(Extracted records)
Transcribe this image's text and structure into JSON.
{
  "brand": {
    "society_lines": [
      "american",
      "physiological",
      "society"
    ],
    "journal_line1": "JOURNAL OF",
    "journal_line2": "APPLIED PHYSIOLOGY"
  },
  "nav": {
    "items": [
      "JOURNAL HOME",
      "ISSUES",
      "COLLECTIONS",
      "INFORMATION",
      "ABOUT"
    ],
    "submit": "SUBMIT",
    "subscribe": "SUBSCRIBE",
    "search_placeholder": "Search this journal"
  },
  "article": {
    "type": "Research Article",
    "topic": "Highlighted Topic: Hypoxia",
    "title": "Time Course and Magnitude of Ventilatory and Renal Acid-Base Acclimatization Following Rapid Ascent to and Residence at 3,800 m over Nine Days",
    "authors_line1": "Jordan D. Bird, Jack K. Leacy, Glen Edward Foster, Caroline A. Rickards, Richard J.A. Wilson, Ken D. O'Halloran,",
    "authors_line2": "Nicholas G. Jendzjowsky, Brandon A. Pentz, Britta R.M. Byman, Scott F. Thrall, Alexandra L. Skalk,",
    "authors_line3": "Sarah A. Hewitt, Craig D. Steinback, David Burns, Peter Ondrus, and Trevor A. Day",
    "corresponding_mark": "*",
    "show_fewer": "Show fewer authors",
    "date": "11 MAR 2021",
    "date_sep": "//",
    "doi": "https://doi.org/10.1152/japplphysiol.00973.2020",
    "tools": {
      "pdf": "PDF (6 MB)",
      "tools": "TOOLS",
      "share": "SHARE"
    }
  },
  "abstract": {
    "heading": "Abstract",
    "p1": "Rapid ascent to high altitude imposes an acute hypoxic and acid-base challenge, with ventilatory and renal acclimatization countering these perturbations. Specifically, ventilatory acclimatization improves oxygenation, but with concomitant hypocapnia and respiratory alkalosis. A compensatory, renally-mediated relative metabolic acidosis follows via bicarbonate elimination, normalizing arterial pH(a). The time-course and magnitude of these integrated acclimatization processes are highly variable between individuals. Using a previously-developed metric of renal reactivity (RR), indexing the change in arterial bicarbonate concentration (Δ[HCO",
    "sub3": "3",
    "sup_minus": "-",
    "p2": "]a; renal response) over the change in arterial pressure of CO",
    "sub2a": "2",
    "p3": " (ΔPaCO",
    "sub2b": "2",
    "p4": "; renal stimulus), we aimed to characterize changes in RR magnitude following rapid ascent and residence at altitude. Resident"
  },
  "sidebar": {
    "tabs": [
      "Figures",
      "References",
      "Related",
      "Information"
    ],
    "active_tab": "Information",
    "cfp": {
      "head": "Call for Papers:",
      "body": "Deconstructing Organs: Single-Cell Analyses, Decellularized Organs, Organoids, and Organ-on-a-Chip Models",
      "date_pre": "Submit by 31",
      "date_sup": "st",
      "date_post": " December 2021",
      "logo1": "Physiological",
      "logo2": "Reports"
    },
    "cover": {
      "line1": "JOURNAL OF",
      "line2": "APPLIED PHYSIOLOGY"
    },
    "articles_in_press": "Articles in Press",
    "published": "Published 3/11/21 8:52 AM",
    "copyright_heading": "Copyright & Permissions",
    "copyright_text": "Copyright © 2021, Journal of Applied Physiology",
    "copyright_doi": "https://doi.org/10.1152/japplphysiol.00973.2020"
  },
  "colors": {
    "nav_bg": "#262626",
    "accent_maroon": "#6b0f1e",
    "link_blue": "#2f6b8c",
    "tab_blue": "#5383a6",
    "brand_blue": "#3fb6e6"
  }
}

• YOUR TASK:
Retype the material in full. Each word must match.

• ANSWER IN FULL:
Transcribe this image's text and structure into JSON.
{
  "brand": {
    "society_lines": [
      "american",
      "physiological",
      "society"
    ],
    "journal_line1": "JOURNAL OF",
    "journal_line2": "APPLIED PHYSIOLOGY"
  },
  "nav": {
    "items": [
      "JOURNAL HOME",
      "ISSUES",
      "COLLECTIONS",
      "INFORMATION",
      "ABOUT"
    ],
    "submit": "SUBMIT",
    "subscribe": "SUBSCRIBE",
    "search_placeholder": "Search this journal"
  },
  "article": {
    "type": "Research Article",
    "topic": "Highlighted Topic: Hypoxia",
    "title": "Time Course and Magnitude of Ventilatory and Renal Acid-Base Acclimatization Following Rapid Ascent to and Residence at 3,800 m over Nine Days",
    "authors_line1": "Jordan D. Bird, Jack K. Leacy, Glen Edward Foster, Caroline A. Rickards, Richard J.A. Wilson, Ken D. O'Halloran,",
    "authors_line2": "Nicholas G. Jendzjowsky, Brandon A. Pentz, Britta R.M. Byman, Scott F. Thrall, Alexandra L. Skalk,",
    "authors_line3": "Sarah A. Hewitt, Craig D. Steinback, David Burns, Peter Ondrus, and Trevor A. Day",
    "corresponding_mark": "*",
    "show_fewer": "Show fewer authors",
    "date": "11 MAR 2021",
    "date_sep": "//",
    "doi": "https://doi.org/10.1152/japplphysiol.00973.2020",
    "tools": {
      "pdf": "PDF (6 MB)",
      "tools": "TOOLS",
      "share": "SHARE"
    }
  },
  "abstract": {
    "heading": "Abstract",
    "p1": "Rapid ascent to high altitude imposes an acute hypoxic and acid-base challenge, with ventilatory and renal acclimatization countering these perturbations. Specifically, ventilatory acclimatization improves oxygenation, but with concomitant hypocapnia and respiratory alkalosis. A compensatory, renally-mediated relative metabolic acidosis follows via bicarbonate elimination, normalizing arterial pH(a). The time-course and magnitude of these integrated acclimatization processes are highly variable between individuals. Using a previously-developed metric of renal reactivity (RR), indexing the change in arterial bicarbonate concentration (Δ[HCO",
    "sub3": "3",
    "sup_minus": "-",
    "p2": "]a; renal response) over the change in arterial pressure of CO",
    "sub2a": "2",
    "p3": " (ΔPaCO",
    "sub2b": "2",
    "p4": "; renal stimulus), we aimed to characterize changes in RR magnitude following rapid ascent and residence at altitude. Resident"
  },
  "sidebar": {
    "tabs": [
      "Figures",
      "References",
      "Related",
      "Information"
    ],
    "active_tab": "Information",
    "cfp": {
      "head": "Call for Papers:",
      "body": "Deconstructing Organs: Single-Cell Analyses, Decellularized Organs, Organoids, and Organ-on-a-Chip Models",
      "date_pre": "Submit by 31",
      "date_sup": "st",
      "date_post": " December 2021",
      "logo1": "Physiological",
      "logo2": "Reports"
    },
    "cover": {
      "line1": "JOURNAL OF",
      "line2": "APPLIED PHYSIOLOGY"
    },
    "articles_in_press": "Articles in Press",
    "published": "Published 3/11/21 8:52 AM",
    "copyright_heading": "Copyright & Permissions",
    "copyright_text": "Copyright © 2021, Journal of Applied Physiology",
    "copyright_doi": "https://doi.org/10.1152/japplphysiol.00973.2020"
  },
  "colors": {
    "nav_bg": "#262626",
    "accent_maroon": "#6b0f1e",
    "link_blue": "#2f6b8c",
    "tab_blue": "#5383a6",
    "brand_blue": "#3fb6e6"
  }
}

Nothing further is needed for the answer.